— Start Data supplied —
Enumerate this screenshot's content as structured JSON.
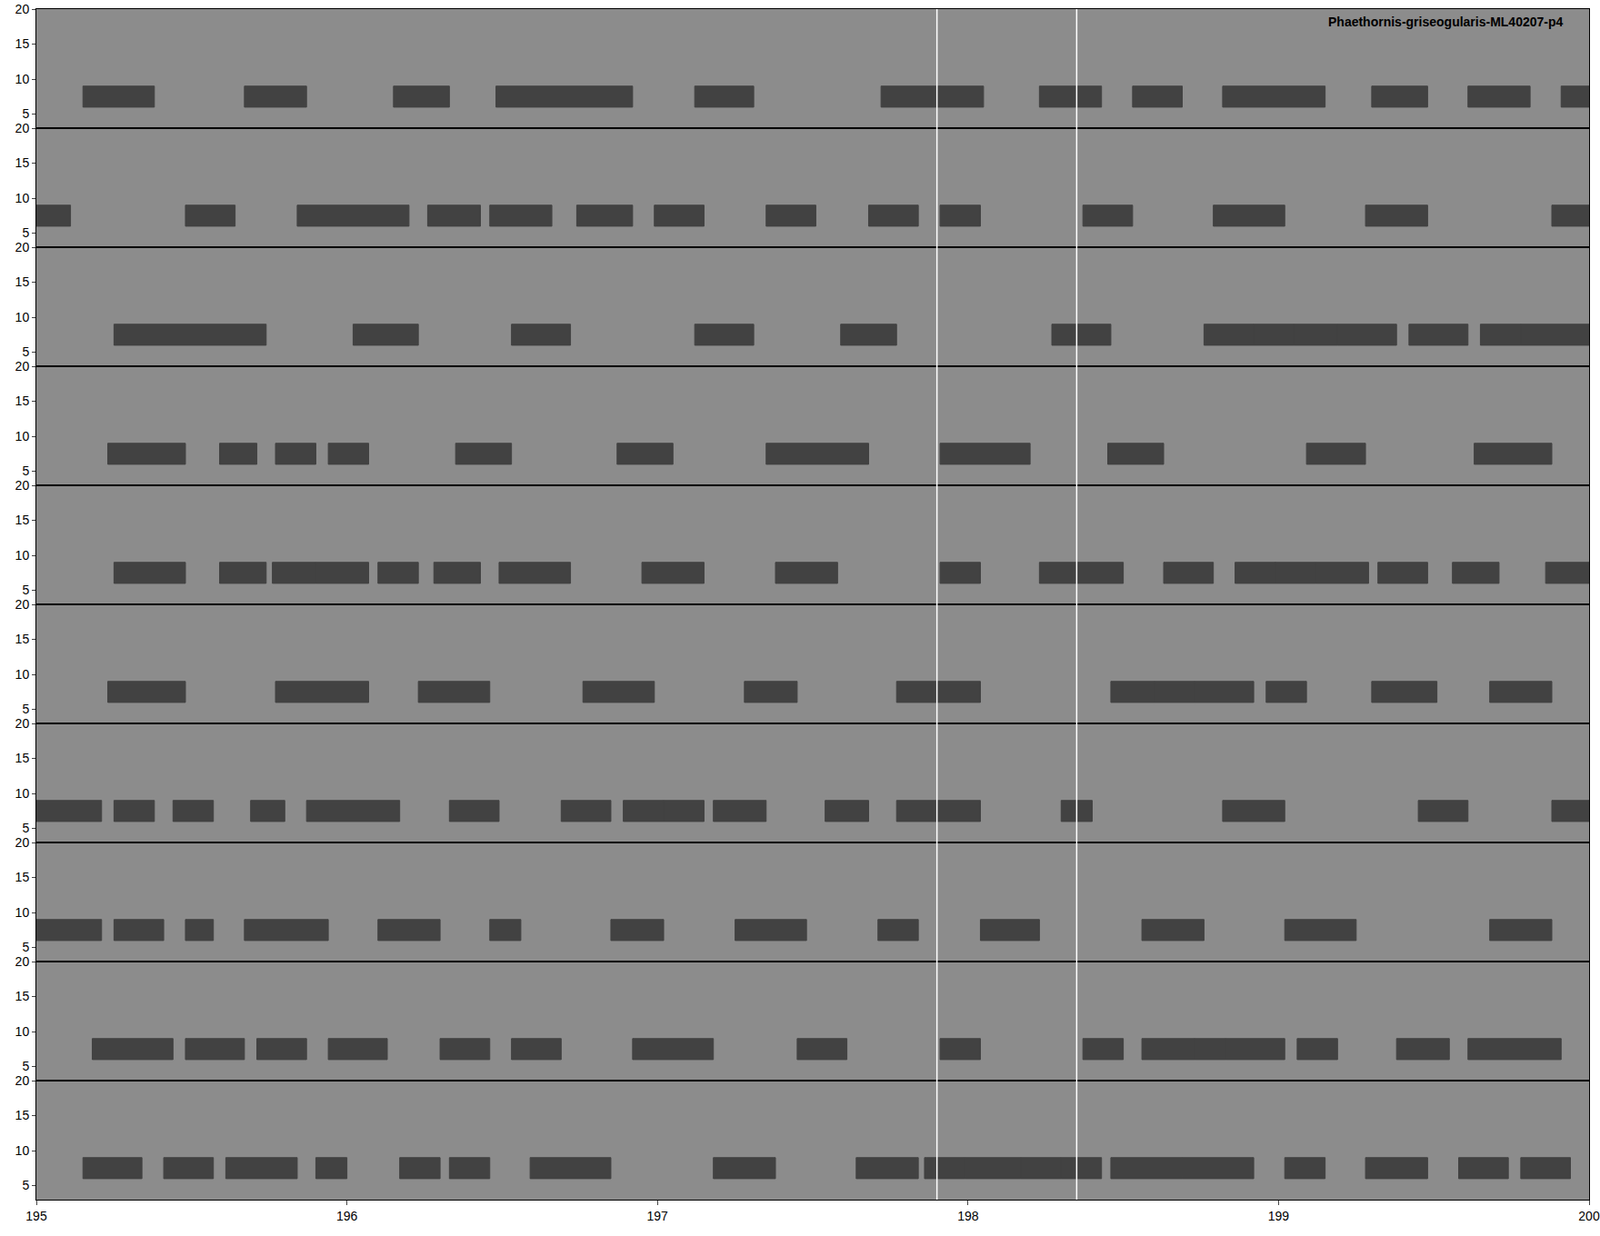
{
  "chart_data": {
    "type": "spectrogram",
    "title": "Phaethornis-griseogularis-ML40207-p4",
    "ylim": [
      3,
      20
    ],
    "yticks": [
      5,
      10,
      15,
      20
    ],
    "call_freq_range": [
      6,
      9
    ],
    "cursor_lines": [
      197.9,
      198.35
    ],
    "color": "#2a2a2a",
    "panels": [
      {
        "xlim": [
          150,
          155
        ],
        "tick_labels": "y",
        "calls": [
          [
            150.15,
            150.38
          ],
          [
            150.67,
            150.87
          ],
          [
            151.15,
            151.33
          ],
          [
            151.48,
            151.92
          ],
          [
            152.12,
            152.31
          ],
          [
            152.72,
            152.91
          ],
          [
            152.91,
            153.05
          ],
          [
            153.23,
            153.43
          ],
          [
            153.53,
            153.69
          ],
          [
            153.82,
            154.15
          ],
          [
            154.3,
            154.48
          ],
          [
            154.61,
            154.81
          ],
          [
            154.91,
            155.0
          ]
        ]
      },
      {
        "xlim": [
          155,
          160
        ],
        "tick_labels": "y",
        "calls": [
          [
            155.0,
            155.11
          ],
          [
            155.48,
            155.64
          ],
          [
            155.84,
            156.2
          ],
          [
            156.26,
            156.43
          ],
          [
            156.46,
            156.66
          ],
          [
            156.74,
            156.92
          ],
          [
            156.99,
            157.15
          ],
          [
            157.35,
            157.51
          ],
          [
            157.68,
            157.84
          ],
          [
            157.91,
            158.04
          ],
          [
            158.37,
            158.53
          ],
          [
            158.79,
            159.02
          ],
          [
            159.28,
            159.48
          ],
          [
            159.88,
            160.0
          ]
        ]
      },
      {
        "xlim": [
          160,
          165
        ],
        "tick_labels": "y",
        "calls": [
          [
            160.25,
            160.74
          ],
          [
            161.02,
            161.23
          ],
          [
            161.53,
            161.72
          ],
          [
            162.12,
            162.31
          ],
          [
            162.59,
            162.77
          ],
          [
            163.27,
            163.46
          ],
          [
            163.76,
            163.92
          ],
          [
            163.92,
            164.05
          ],
          [
            164.05,
            164.19
          ],
          [
            164.19,
            164.38
          ],
          [
            164.42,
            164.61
          ],
          [
            164.65,
            164.78
          ],
          [
            164.78,
            165.0
          ]
        ]
      },
      {
        "xlim": [
          165,
          170
        ],
        "tick_labels": "y",
        "calls": [
          [
            165.23,
            165.48
          ],
          [
            165.59,
            165.71
          ],
          [
            165.77,
            165.9
          ],
          [
            165.94,
            166.07
          ],
          [
            166.35,
            166.53
          ],
          [
            166.87,
            167.05
          ],
          [
            167.35,
            167.68
          ],
          [
            167.91,
            168.2
          ],
          [
            168.45,
            168.63
          ],
          [
            169.09,
            169.28
          ],
          [
            169.63,
            169.88
          ]
        ]
      },
      {
        "xlim": [
          170,
          175
        ],
        "tick_labels": "y",
        "calls": [
          [
            170.25,
            170.48
          ],
          [
            170.59,
            170.74
          ],
          [
            170.76,
            170.9
          ],
          [
            170.9,
            171.07
          ],
          [
            171.1,
            171.23
          ],
          [
            171.28,
            171.43
          ],
          [
            171.49,
            171.72
          ],
          [
            171.95,
            172.15
          ],
          [
            172.38,
            172.58
          ],
          [
            172.91,
            173.04
          ],
          [
            173.23,
            173.5
          ],
          [
            173.63,
            173.79
          ],
          [
            173.86,
            173.99
          ],
          [
            173.99,
            174.12
          ],
          [
            174.12,
            174.29
          ],
          [
            174.32,
            174.48
          ],
          [
            174.56,
            174.71
          ],
          [
            174.86,
            175.0
          ]
        ]
      },
      {
        "xlim": [
          175,
          180
        ],
        "tick_labels": "y",
        "calls": [
          [
            175.23,
            175.48
          ],
          [
            175.77,
            176.07
          ],
          [
            176.23,
            176.46
          ],
          [
            176.76,
            176.99
          ],
          [
            177.28,
            177.45
          ],
          [
            177.77,
            178.04
          ],
          [
            178.46,
            178.6
          ],
          [
            178.6,
            178.73
          ],
          [
            178.73,
            178.92
          ],
          [
            178.96,
            179.09
          ],
          [
            179.3,
            179.51
          ],
          [
            179.68,
            179.88
          ]
        ]
      },
      {
        "xlim": [
          180,
          185
        ],
        "tick_labels": "y",
        "calls": [
          [
            180.0,
            180.21
          ],
          [
            180.25,
            180.38
          ],
          [
            180.44,
            180.57
          ],
          [
            180.69,
            180.8
          ],
          [
            180.87,
            181.17
          ],
          [
            181.33,
            181.49
          ],
          [
            181.69,
            181.85
          ],
          [
            181.89,
            182.02
          ],
          [
            182.02,
            182.15
          ],
          [
            182.18,
            182.35
          ],
          [
            182.54,
            182.68
          ],
          [
            182.77,
            183.04
          ],
          [
            183.3,
            183.4
          ],
          [
            183.82,
            184.02
          ],
          [
            184.45,
            184.61
          ],
          [
            184.88,
            185.0
          ]
        ]
      },
      {
        "xlim": [
          185,
          190
        ],
        "tick_labels": "y",
        "calls": [
          [
            185.0,
            185.21
          ],
          [
            185.25,
            185.41
          ],
          [
            185.48,
            185.57
          ],
          [
            185.67,
            185.94
          ],
          [
            186.1,
            186.3
          ],
          [
            186.46,
            186.56
          ],
          [
            186.85,
            187.02
          ],
          [
            187.25,
            187.48
          ],
          [
            187.71,
            187.84
          ],
          [
            188.04,
            188.23
          ],
          [
            188.56,
            188.76
          ],
          [
            189.02,
            189.25
          ],
          [
            189.68,
            189.88
          ]
        ]
      },
      {
        "xlim": [
          190,
          195
        ],
        "tick_labels": "y",
        "calls": [
          [
            190.18,
            190.44
          ],
          [
            190.48,
            190.67
          ],
          [
            190.71,
            190.87
          ],
          [
            190.94,
            191.13
          ],
          [
            191.3,
            191.46
          ],
          [
            191.53,
            191.69
          ],
          [
            191.92,
            192.18
          ],
          [
            192.45,
            192.61
          ],
          [
            192.91,
            193.04
          ],
          [
            193.37,
            193.5
          ],
          [
            193.56,
            193.73
          ],
          [
            193.73,
            193.83
          ],
          [
            193.83,
            194.02
          ],
          [
            194.06,
            194.19
          ],
          [
            194.38,
            194.55
          ],
          [
            194.61,
            194.91
          ]
        ]
      },
      {
        "xlim": [
          195,
          200
        ],
        "xticks": [
          195,
          196,
          197,
          198,
          199,
          200
        ],
        "tick_labels": true,
        "calls": [
          [
            195.15,
            195.34
          ],
          [
            195.41,
            195.57
          ],
          [
            195.61,
            195.84
          ],
          [
            195.9,
            196.0
          ],
          [
            196.17,
            196.3
          ],
          [
            196.33,
            196.46
          ],
          [
            196.59,
            196.85
          ],
          [
            197.18,
            197.38
          ],
          [
            197.64,
            197.84
          ],
          [
            197.86,
            197.99
          ],
          [
            197.99,
            198.17
          ],
          [
            198.17,
            198.3
          ],
          [
            198.3,
            198.43
          ],
          [
            198.46,
            198.69
          ],
          [
            198.69,
            198.92
          ],
          [
            199.02,
            199.15
          ],
          [
            199.28,
            199.48
          ],
          [
            199.58,
            199.74
          ],
          [
            199.78,
            199.94
          ]
        ]
      }
    ]
  }
}
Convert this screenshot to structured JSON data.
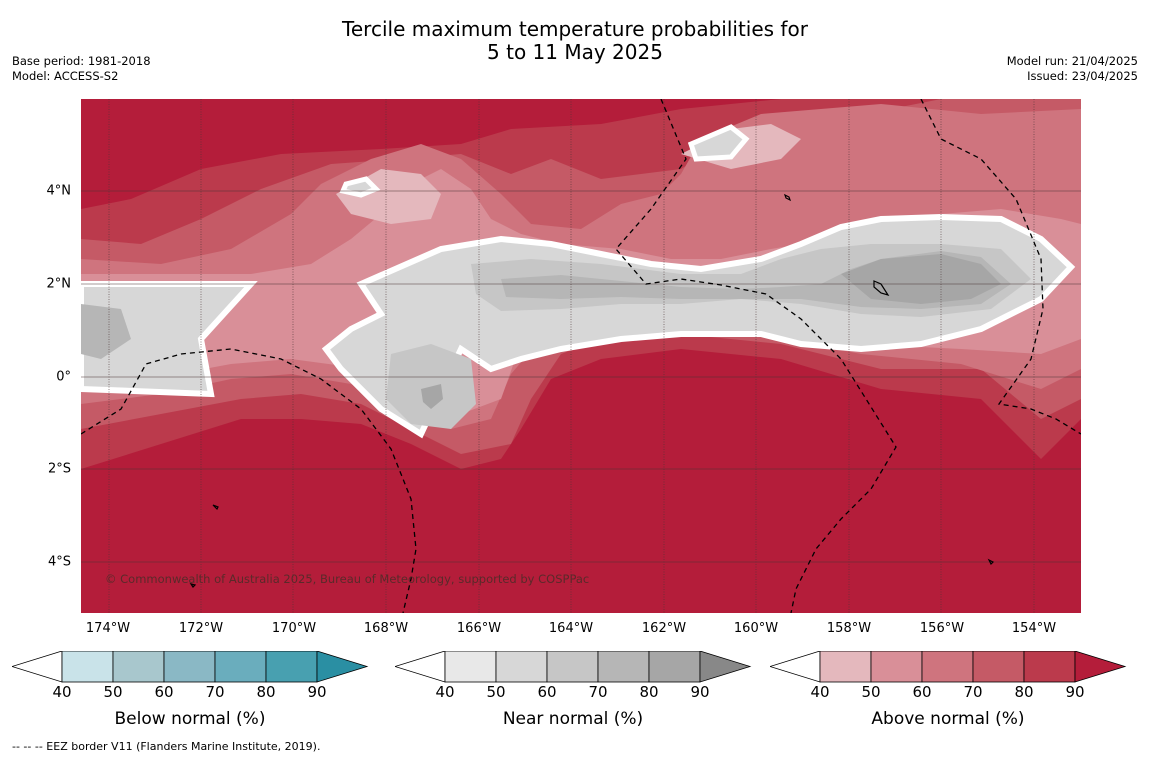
{
  "title_line1": "Tercile maximum temperature probabilities for",
  "title_line2": "5 to 11 May 2025",
  "meta_left": {
    "base_period": "Base period: 1981-2018",
    "model": "Model: ACCESS-S2"
  },
  "meta_right": {
    "model_run": "Model run: 21/04/2025",
    "issued": "Issued: 23/04/2025"
  },
  "map": {
    "lon_labels": [
      "174°W",
      "172°W",
      "170°W",
      "168°W",
      "166°W",
      "164°W",
      "162°W",
      "160°W",
      "158°W",
      "156°W",
      "154°W"
    ],
    "lat_labels": [
      "4°N",
      "2°N",
      "0°",
      "2°S",
      "4°S"
    ],
    "copyright": "© Commonwealth of Australia 2025, Bureau of Meteorology, supported by COSPPac",
    "colors": {
      "above": [
        "#e4b8bd",
        "#d98f98",
        "#cf747e",
        "#c55a66",
        "#bb3a4c",
        "#b41d3a"
      ],
      "near": [
        "#e8e8e8",
        "#d7d7d7",
        "#c6c6c6",
        "#b6b6b6",
        "#a6a6a6",
        "#888888"
      ],
      "below": [
        "#c9e3e9",
        "#a8c7cd",
        "#8ab8c5",
        "#6aadbd",
        "#48a0b0",
        "#2a8fa3"
      ]
    }
  },
  "colorbars": [
    {
      "id": "below",
      "title": "Below normal (%)",
      "ticks": [
        "40",
        "50",
        "60",
        "70",
        "80",
        "90"
      ]
    },
    {
      "id": "near",
      "title": "Near normal (%)",
      "ticks": [
        "40",
        "50",
        "60",
        "70",
        "80",
        "90"
      ]
    },
    {
      "id": "above",
      "title": "Above normal (%)",
      "ticks": [
        "40",
        "50",
        "60",
        "70",
        "80",
        "90"
      ]
    }
  ],
  "footnote": "--  --  -- EEZ border V11 (Flanders Marine Institute, 2019)."
}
— End Data supplied —
Scan the material above for the string "normal" and return the lines that hold it.

      "title": "Below normal (%)",
      "title": "Near normal (%)",
      "title": "Above normal (%)",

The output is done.